What this task involves:
Your answer should be a single number: the count of lines that include "ряду".

Source data:
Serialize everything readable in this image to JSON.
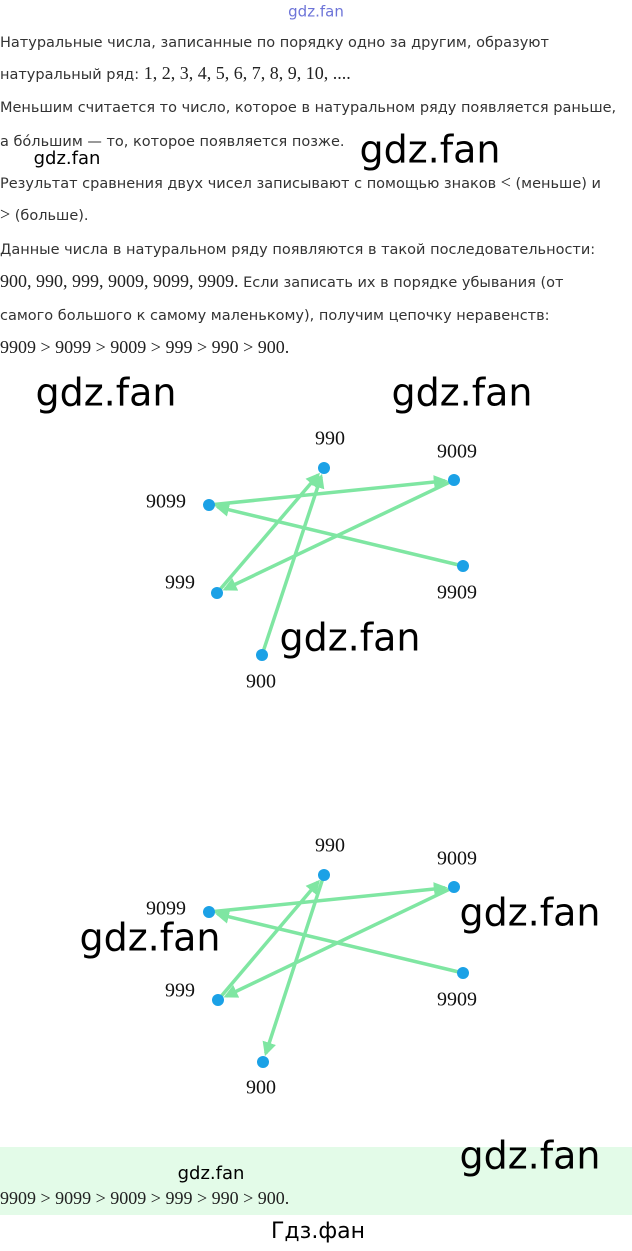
{
  "header": {
    "watermark": "gdz.fan"
  },
  "lines": [
    [
      {
        "text": "Натуральные числа, записанные по порядку одно за другим, образуют"
      }
    ],
    [
      {
        "text": "натуральный ряд: "
      },
      {
        "text": "1,  2,  3,  4,  5,  6,  7,  8,  9,  10,  ....",
        "math": true
      }
    ],
    [
      {
        "text": "Меньшим считается то число, которое в натуральном ряду появляется раньше,"
      }
    ],
    [
      {
        "text": "а бо́льшим — то, которое появляется позже."
      }
    ],
    [
      {
        "text": "Результат сравнения двух чисел записывают с помощью знаков "
      },
      {
        "text": "<",
        "math": true
      },
      {
        "text": " (меньше) и"
      }
    ],
    [
      {
        "text": ">",
        "math": true
      },
      {
        "text": " (больше)."
      }
    ],
    [
      {
        "text": "Данные числа в натуральном ряду появляются в такой последовательности:"
      }
    ],
    [
      {
        "text": "900, 990, 999, 9009, 9099, 9909.",
        "math": true
      },
      {
        "text": " Если записать их в порядке убывания (от"
      }
    ],
    [
      {
        "text": "самого большого к самому маленькому), получим цепочку неравенств:"
      }
    ],
    [
      {
        "text": "9909 > 9099 > 9009 > 999 > 990 > 900.",
        "math": true
      }
    ]
  ],
  "diagrams": [
    {
      "nodes": [
        "990",
        "9009",
        "9099",
        "9909",
        "999",
        "900"
      ]
    },
    {
      "nodes": [
        "990",
        "9009",
        "9099",
        "9909",
        "999",
        "900"
      ]
    }
  ],
  "answer": {
    "watermark": "gdz.fan",
    "text": "9909 > 9099 > 9009 > 999 > 990 > 900."
  },
  "footer": "Гдз.фан",
  "watermarks": [
    "gdz.fan",
    "gdz.fan",
    "gdz.fan",
    "gdz.fan",
    "gdz.fan",
    "gdz.fan",
    "gdz.fan",
    "gdz.fan"
  ]
}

Solution to the problem:
2